Task material
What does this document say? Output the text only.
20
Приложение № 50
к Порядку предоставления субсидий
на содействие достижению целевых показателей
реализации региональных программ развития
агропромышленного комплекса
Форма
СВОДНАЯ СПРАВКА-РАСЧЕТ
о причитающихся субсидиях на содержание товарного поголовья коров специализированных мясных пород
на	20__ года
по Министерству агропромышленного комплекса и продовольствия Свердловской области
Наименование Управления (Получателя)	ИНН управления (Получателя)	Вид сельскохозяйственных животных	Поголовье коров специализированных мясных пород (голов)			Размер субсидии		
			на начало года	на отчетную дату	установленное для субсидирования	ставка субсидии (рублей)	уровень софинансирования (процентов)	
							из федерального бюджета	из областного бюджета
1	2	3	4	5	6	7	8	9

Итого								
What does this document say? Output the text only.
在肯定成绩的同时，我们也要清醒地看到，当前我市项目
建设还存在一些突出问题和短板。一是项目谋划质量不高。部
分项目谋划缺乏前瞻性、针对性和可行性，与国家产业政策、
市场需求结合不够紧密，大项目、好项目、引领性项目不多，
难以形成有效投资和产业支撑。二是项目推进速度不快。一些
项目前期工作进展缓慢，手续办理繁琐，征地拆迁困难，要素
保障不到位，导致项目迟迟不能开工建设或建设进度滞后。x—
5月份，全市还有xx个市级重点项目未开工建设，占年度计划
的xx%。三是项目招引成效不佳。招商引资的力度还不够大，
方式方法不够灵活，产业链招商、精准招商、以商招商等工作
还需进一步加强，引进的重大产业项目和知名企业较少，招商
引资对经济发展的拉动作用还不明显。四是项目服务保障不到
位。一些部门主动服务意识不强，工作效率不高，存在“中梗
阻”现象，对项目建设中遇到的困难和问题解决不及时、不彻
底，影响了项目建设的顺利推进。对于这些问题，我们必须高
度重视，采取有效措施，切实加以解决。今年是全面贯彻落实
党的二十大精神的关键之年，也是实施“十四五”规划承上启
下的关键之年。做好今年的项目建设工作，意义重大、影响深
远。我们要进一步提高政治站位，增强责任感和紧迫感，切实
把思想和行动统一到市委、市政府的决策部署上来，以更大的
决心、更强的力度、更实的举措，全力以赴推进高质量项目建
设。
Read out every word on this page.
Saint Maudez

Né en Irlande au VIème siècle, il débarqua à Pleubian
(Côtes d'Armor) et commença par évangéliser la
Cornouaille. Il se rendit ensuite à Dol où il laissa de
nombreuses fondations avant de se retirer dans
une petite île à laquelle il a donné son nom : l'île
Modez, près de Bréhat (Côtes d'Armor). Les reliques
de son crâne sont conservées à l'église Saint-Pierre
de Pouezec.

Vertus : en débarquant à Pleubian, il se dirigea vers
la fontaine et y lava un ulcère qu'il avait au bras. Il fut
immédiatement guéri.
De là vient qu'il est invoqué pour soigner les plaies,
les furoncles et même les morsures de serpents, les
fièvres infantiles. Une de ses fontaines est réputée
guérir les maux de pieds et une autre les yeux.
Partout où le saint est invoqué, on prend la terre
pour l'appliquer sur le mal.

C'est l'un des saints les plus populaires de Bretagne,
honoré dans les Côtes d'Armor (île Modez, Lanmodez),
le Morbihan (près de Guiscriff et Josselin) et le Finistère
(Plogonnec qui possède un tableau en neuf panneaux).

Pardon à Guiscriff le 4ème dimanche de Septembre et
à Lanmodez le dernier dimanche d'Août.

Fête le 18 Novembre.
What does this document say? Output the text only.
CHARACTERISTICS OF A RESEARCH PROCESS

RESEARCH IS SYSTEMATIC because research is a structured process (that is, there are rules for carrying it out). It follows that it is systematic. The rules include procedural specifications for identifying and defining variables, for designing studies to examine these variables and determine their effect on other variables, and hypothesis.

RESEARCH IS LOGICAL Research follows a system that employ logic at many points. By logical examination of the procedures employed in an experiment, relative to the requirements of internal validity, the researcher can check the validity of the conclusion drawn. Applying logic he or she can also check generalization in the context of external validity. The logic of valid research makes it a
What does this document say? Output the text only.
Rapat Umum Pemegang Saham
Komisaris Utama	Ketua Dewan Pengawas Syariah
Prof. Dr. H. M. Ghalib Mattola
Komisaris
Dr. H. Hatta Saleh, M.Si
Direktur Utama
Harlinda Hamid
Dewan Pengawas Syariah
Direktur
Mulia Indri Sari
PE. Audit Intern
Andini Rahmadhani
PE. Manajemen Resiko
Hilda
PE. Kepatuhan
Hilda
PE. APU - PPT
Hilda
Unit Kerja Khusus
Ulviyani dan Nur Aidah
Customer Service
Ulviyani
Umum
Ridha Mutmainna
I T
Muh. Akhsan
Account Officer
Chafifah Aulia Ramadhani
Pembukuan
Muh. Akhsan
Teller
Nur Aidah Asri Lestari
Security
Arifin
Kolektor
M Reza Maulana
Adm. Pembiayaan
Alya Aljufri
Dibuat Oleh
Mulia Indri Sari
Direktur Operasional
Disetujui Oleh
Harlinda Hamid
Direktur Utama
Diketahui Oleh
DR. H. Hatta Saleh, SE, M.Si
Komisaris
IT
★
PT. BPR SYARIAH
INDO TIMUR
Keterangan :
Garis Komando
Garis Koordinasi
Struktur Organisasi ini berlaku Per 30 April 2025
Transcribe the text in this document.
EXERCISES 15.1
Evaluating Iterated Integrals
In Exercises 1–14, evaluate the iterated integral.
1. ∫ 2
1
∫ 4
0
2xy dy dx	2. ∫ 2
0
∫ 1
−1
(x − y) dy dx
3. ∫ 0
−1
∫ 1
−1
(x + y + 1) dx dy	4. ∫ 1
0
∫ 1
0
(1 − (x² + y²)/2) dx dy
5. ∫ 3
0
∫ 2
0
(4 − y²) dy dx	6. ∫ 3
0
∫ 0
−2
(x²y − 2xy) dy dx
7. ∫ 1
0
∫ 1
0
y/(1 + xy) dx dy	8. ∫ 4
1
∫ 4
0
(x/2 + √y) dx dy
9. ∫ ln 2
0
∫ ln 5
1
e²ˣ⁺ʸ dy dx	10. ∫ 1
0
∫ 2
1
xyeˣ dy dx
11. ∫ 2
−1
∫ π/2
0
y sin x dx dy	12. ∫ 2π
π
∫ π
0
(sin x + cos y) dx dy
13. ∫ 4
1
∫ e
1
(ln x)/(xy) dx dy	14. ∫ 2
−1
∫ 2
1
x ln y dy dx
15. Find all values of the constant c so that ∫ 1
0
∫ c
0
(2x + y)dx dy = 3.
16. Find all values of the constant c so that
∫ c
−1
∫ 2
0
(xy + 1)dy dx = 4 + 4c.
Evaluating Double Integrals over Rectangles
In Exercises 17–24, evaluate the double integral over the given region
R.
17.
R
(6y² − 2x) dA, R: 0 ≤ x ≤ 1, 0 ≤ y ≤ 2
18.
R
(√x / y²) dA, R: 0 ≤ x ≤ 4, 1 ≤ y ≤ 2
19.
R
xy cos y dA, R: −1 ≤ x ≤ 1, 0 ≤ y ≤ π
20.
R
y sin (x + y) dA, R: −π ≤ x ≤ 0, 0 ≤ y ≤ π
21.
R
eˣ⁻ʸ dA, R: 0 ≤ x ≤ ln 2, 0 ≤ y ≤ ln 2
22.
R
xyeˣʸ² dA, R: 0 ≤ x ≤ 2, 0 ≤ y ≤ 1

Job
Each line in the material above must be retyped without alteration.

Complete output
What does this document say? Output the text only.
20
Приложение № 50
к Порядку предоставления субсидий
на содействие достижению целевых показателей
реализации региональных программ развития
агропромышленного комплекса
Форма
СВОДНАЯ СПРАВКА-РАСЧЕТ
о причитающихся субсидиях на содержание товарного поголовья коров специализированных мясных пород
на	20__ года
по Министерству агропромышленного комплекса и продовольствия Свердловской области
Наименование Управления (Получателя)	ИНН управления (Получателя)	Вид сельскохозяйственных животных	Поголовье коров специализированных мясных пород (голов)			Размер субсидии		
			на начало года	на отчетную дату	установленное для субсидирования	ставка субсидии (рублей)	уровень софинансирования (процентов)	
							из федерального бюджета	из областного бюджета
1	2	3	4	5	6	7	8	9

Итого								
What does this document say? Output the text only.
在肯定成绩的同时，我们也要清醒地看到，当前我市项目
建设还存在一些突出问题和短板。一是项目谋划质量不高。部
分项目谋划缺乏前瞻性、针对性和可行性，与国家产业政策、
市场需求结合不够紧密，大项目、好项目、引领性项目不多，
难以形成有效投资和产业支撑。二是项目推进速度不快。一些
项目前期工作进展缓慢，手续办理繁琐，征地拆迁困难，要素
保障不到位，导致项目迟迟不能开工建设或建设进度滞后。x—
5月份，全市还有xx个市级重点项目未开工建设，占年度计划
的xx%。三是项目招引成效不佳。招商引资的力度还不够大，
方式方法不够灵活，产业链招商、精准招商、以商招商等工作
还需进一步加强，引进的重大产业项目和知名企业较少，招商
引资对经济发展的拉动作用还不明显。四是项目服务保障不到
位。一些部门主动服务意识不强，工作效率不高，存在“中梗
阻”现象，对项目建设中遇到的困难和问题解决不及时、不彻
底，影响了项目建设的顺利推进。对于这些问题，我们必须高
度重视，采取有效措施，切实加以解决。今年是全面贯彻落实
党的二十大精神的关键之年，也是实施“十四五”规划承上启
下的关键之年。做好今年的项目建设工作，意义重大、影响深
远。我们要进一步提高政治站位，增强责任感和紧迫感，切实
把思想和行动统一到市委、市政府的决策部署上来，以更大的
决心、更强的力度、更实的举措，全力以赴推进高质量项目建
设。
Read out every word on this page.
Saint Maudez

Né en Irlande au VIème siècle, il débarqua à Pleubian
(Côtes d'Armor) et commença par évangéliser la
Cornouaille. Il se rendit ensuite à Dol où il laissa de
nombreuses fondations avant de se retirer dans
une petite île à laquelle il a donné son nom : l'île
Modez, près de Bréhat (Côtes d'Armor). Les reliques
de son crâne sont conservées à l'église Saint-Pierre
de Pouezec.

Vertus : en débarquant à Pleubian, il se dirigea vers
la fontaine et y lava un ulcère qu'il avait au bras. Il fut
immédiatement guéri.
De là vient qu'il est invoqué pour soigner les plaies,
les furoncles et même les morsures de serpents, les
fièvres infantiles. Une de ses fontaines est réputée
guérir les maux de pieds et une autre les yeux.
Partout où le saint est invoqué, on prend la terre
pour l'appliquer sur le mal.

C'est l'un des saints les plus populaires de Bretagne,
honoré dans les Côtes d'Armor (île Modez, Lanmodez),
le Morbihan (près de Guiscriff et Josselin) et le Finistère
(Plogonnec qui possède un tableau en neuf panneaux).

Pardon à Guiscriff le 4ème dimanche de Septembre et
à Lanmodez le dernier dimanche d'Août.

Fête le 18 Novembre.
What does this document say? Output the text only.
CHARACTERISTICS OF A RESEARCH PROCESS

RESEARCH IS SYSTEMATIC because research is a structured process (that is, there are rules for carrying it out). It follows that it is systematic. The rules include procedural specifications for identifying and defining variables, for designing studies to examine these variables and determine their effect on other variables, and hypothesis.

RESEARCH IS LOGICAL Research follows a system that employ logic at many points. By logical examination of the procedures employed in an experiment, relative to the requirements of internal validity, the researcher can check the validity of the conclusion drawn. Applying logic he or she can also check generalization in the context of external validity. The logic of valid research makes it a
What does this document say? Output the text only.
Rapat Umum Pemegang Saham
Komisaris Utama	Ketua Dewan Pengawas Syariah
Prof. Dr. H. M. Ghalib Mattola
Komisaris
Dr. H. Hatta Saleh, M.Si
Direktur Utama
Harlinda Hamid
Dewan Pengawas Syariah
Direktur
Mulia Indri Sari
PE. Audit Intern
Andini Rahmadhani
PE. Manajemen Resiko
Hilda
PE. Kepatuhan
Hilda
PE. APU - PPT
Hilda
Unit Kerja Khusus
Ulviyani dan Nur Aidah
Customer Service
Ulviyani
Umum
Ridha Mutmainna
I T
Muh. Akhsan
Account Officer
Chafifah Aulia Ramadhani
Pembukuan
Muh. Akhsan
Teller
Nur Aidah Asri Lestari
Security
Arifin
Kolektor
M Reza Maulana
Adm. Pembiayaan
Alya Aljufri
Dibuat Oleh
Mulia Indri Sari
Direktur Operasional
Disetujui Oleh
Harlinda Hamid
Direktur Utama
Diketahui Oleh
DR. H. Hatta Saleh, SE, M.Si
Komisaris
IT
★
PT. BPR SYARIAH
INDO TIMUR
Keterangan :
Garis Komando
Garis Koordinasi
Struktur Organisasi ini berlaku Per 30 April 2025
Transcribe the text in this document.
EXERCISES 15.1
Evaluating Iterated Integrals
In Exercises 1–14, evaluate the iterated integral.
1. ∫ 2
1
∫ 4
0
2xy dy dx	2. ∫ 2
0
∫ 1
−1
(x − y) dy dx
3. ∫ 0
−1
∫ 1
−1
(x + y + 1) dx dy	4. ∫ 1
0
∫ 1
0
(1 − (x² + y²)/2) dx dy
5. ∫ 3
0
∫ 2
0
(4 − y²) dy dx	6. ∫ 3
0
∫ 0
−2
(x²y − 2xy) dy dx
7. ∫ 1
0
∫ 1
0
y/(1 + xy) dx dy	8. ∫ 4
1
∫ 4
0
(x/2 + √y) dx dy
9. ∫ ln 2
0
∫ ln 5
1
e²ˣ⁺ʸ dy dx	10. ∫ 1
0
∫ 2
1
xyeˣ dy dx
11. ∫ 2
−1
∫ π/2
0
y sin x dx dy	12. ∫ 2π
π
∫ π
0
(sin x + cos y) dx dy
13. ∫ 4
1
∫ e
1
(ln x)/(xy) dx dy	14. ∫ 2
−1
∫ 2
1
x ln y dy dx
15. Find all values of the constant c so that ∫ 1
0
∫ c
0
(2x + y)dx dy = 3.
16. Find all values of the constant c so that
∫ c
−1
∫ 2
0
(xy + 1)dy dx = 4 + 4c.
Evaluating Double Integrals over Rectangles
In Exercises 17–24, evaluate the double integral over the given region
R.
17.
R
(6y² − 2x) dA, R: 0 ≤ x ≤ 1, 0 ≤ y ≤ 2
18.
R
(√x / y²) dA, R: 0 ≤ x ≤ 4, 1 ≤ y ≤ 2
19.
R
xy cos y dA, R: −1 ≤ x ≤ 1, 0 ≤ y ≤ π
20.
R
y sin (x + y) dA, R: −π ≤ x ≤ 0, 0 ≤ y ≤ π
21.
R
eˣ⁻ʸ dA, R: 0 ≤ x ≤ ln 2, 0 ≤ y ≤ ln 2
22.
R
xyeˣʸ² dA, R: 0 ≤ x ≤ 2, 0 ≤ y ≤ 1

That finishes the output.